▶ [The exercise]
Repeat each record below exactly, dropping the pictures.

▶ [Information supplied]
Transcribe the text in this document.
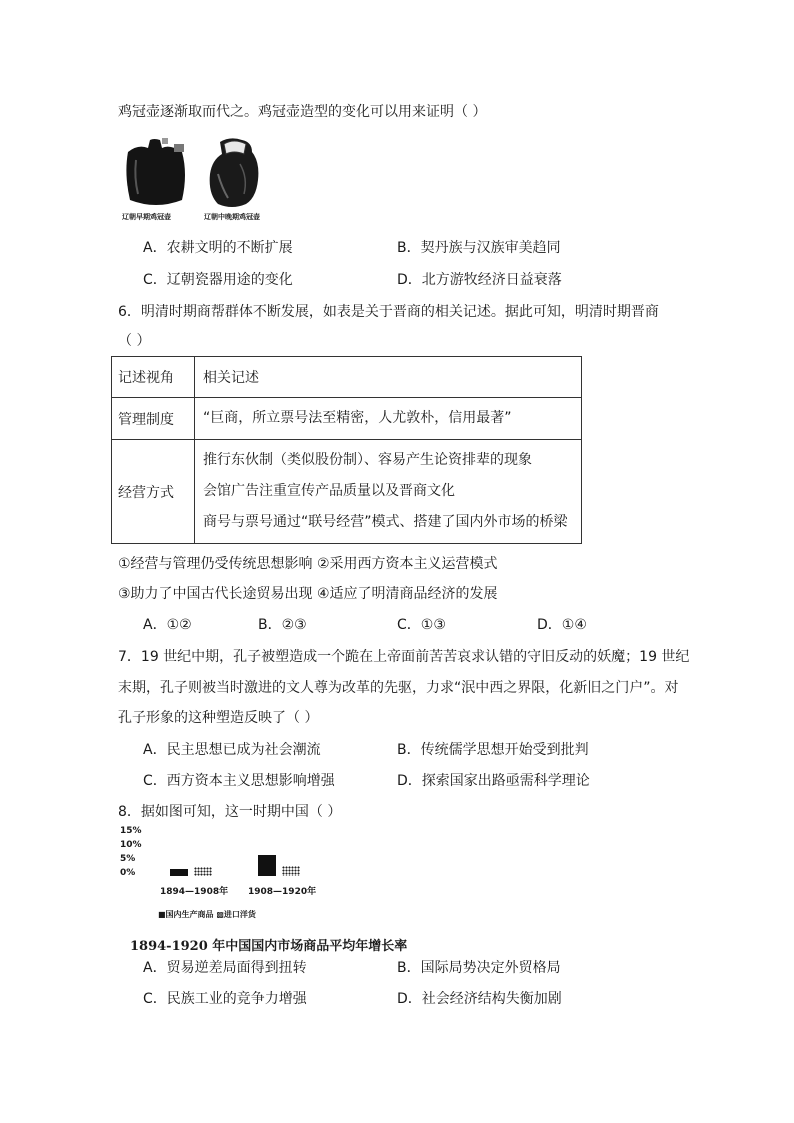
鸡冠壶逐渐取而代之。鸡冠壶造型的变化可以用来证明（ ）
辽朝早期鸡冠壶	辽朝中晚期鸡冠壶
A．农耕文明的不断扩展	B．契丹族与汉族审美趋同
C．辽朝瓷器用途的变化	D．北方游牧经济日益衰落
6．明清时期商帮群体不断发展，如表是关于晋商的相关记述。据此可知，明清时期晋商
（ ）
记述视角	相关记述
管理制度	“巨商，所立票号法至精密，人尤敦朴，信用最著”

经营方式	推行东伙制（类似股份制）、容易产生论资排辈的现象
会馆广告注重宣传产品质量以及晋商文化
商号与票号通过“联号经营”模式、搭建了国内外市场的桥梁
①经营与管理仍受传统思想影响 ②采用西方资本主义运营模式
③助力了中国古代长途贸易出现 ④适应了明清商品经济的发展
A．①②	B．②③	C．①③	D．①④
7．19 世纪中期，孔子被塑造成一个跪在上帝面前苦苦哀求认错的守旧反动的妖魔；19 世纪
末期，孔子则被当时激进的文人尊为改革的先驱，力求“泯中西之界限，化新旧之门户”。对
孔子形象的这种塑造反映了（ ）
A．民主思想已成为社会潮流	B．传统儒学思想开始受到批判
C．西方资本主义思想影响增强	D．探索国家出路亟需科学理论
8．据如图可知，这一时期中国（ ）
15%
10%
5%
0%
1894—1908年 1908—1920年
■国内生产商品 ▩进口洋货
1894-1920 年中国国内市场商品平均年增长率
A．贸易逆差局面得到扭转	B．国际局势决定外贸格局
C．民族工业的竞争力增强	D．社会经济结构失衡加剧
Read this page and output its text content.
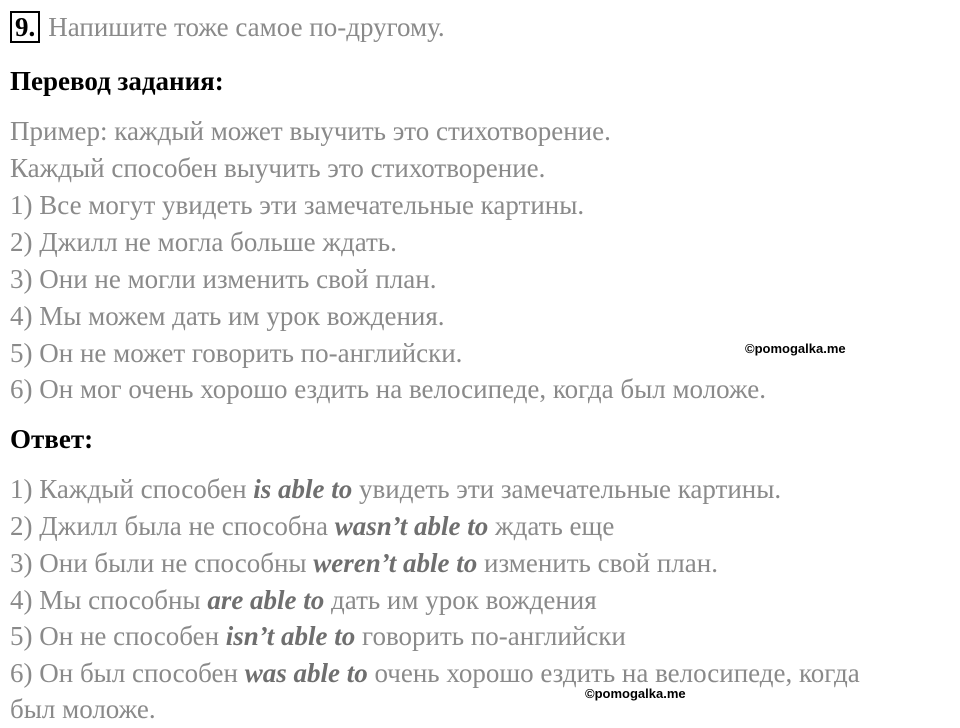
9. Напишите тоже самое по-другому.
Перевод задания:
Пример: каждый может выучить это стихотворение.
Каждый способен выучить это стихотворение.
1) Все могут увидеть эти замечательные картины.
2) Джилл не могла больше ждать.
3) Они не могли изменить свой план.
4) Мы можем дать им урок вождения.
5) Он не может говорить по-английски.
6) Он мог очень хорошо ездить на велосипеде, когда был моложе.
Ответ:
1) Каждый способен is able to увидеть эти замечательные картины.
2) Джилл была не способна wasn’t able to ждать еще
3) Они были не способны weren’t able to изменить свой план.
4) Мы способны are able to дать им урок вождения
5) Он не способен isn’t able to говорить по-английски
6) Он был способен was able to очень хорошо ездить на велосипеде, когда
был моложе.
©pomogalka.me
©pomogalka.me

▶ [The reply]
Transcribe the text in this document.
鸡冠壶逐渐取而代之。鸡冠壶造型的变化可以用来证明（ ）
辽朝早期鸡冠壶	辽朝中晚期鸡冠壶
A．农耕文明的不断扩展	B．契丹族与汉族审美趋同
C．辽朝瓷器用途的变化	D．北方游牧经济日益衰落
6．明清时期商帮群体不断发展，如表是关于晋商的相关记述。据此可知，明清时期晋商
（ ）
记述视角	相关记述
管理制度	“巨商，所立票号法至精密，人尤敦朴，信用最著”

经营方式	推行东伙制（类似股份制）、容易产生论资排辈的现象
会馆广告注重宣传产品质量以及晋商文化
商号与票号通过“联号经营”模式、搭建了国内外市场的桥梁
①经营与管理仍受传统思想影响 ②采用西方资本主义运营模式
③助力了中国古代长途贸易出现 ④适应了明清商品经济的发展
A．①②	B．②③	C．①③	D．①④
7．19 世纪中期，孔子被塑造成一个跪在上帝面前苦苦哀求认错的守旧反动的妖魔；19 世纪
末期，孔子则被当时激进的文人尊为改革的先驱，力求“泯中西之界限，化新旧之门户”。对
孔子形象的这种塑造反映了（ ）
A．民主思想已成为社会潮流	B．传统儒学思想开始受到批判
C．西方资本主义思想影响增强	D．探索国家出路亟需科学理论
8．据如图可知，这一时期中国（ ）
15%
10%
5%
0%
1894—1908年 1908—1920年
■国内生产商品 ▩进口洋货
1894-1920 年中国国内市场商品平均年增长率
A．贸易逆差局面得到扭转	B．国际局势决定外贸格局
C．民族工业的竞争力增强	D．社会经济结构失衡加剧
Read this page and output its text content.
9. Напишите тоже самое по-другому.
Перевод задания:
Пример: каждый может выучить это стихотворение.
Каждый способен выучить это стихотворение.
1) Все могут увидеть эти замечательные картины.
2) Джилл не могла больше ждать.
3) Они не могли изменить свой план.
4) Мы можем дать им урок вождения.
5) Он не может говорить по-английски.
6) Он мог очень хорошо ездить на велосипеде, когда был моложе.
Ответ:
1) Каждый способен is able to увидеть эти замечательные картины.
2) Джилл была не способна wasn’t able to ждать еще
3) Они были не способны weren’t able to изменить свой план.
4) Мы способны are able to дать им урок вождения
5) Он не способен isn’t able to говорить по-английски
6) Он был способен was able to очень хорошо ездить на велосипеде, когда
был моложе.
©pomogalka.me
©pomogalka.me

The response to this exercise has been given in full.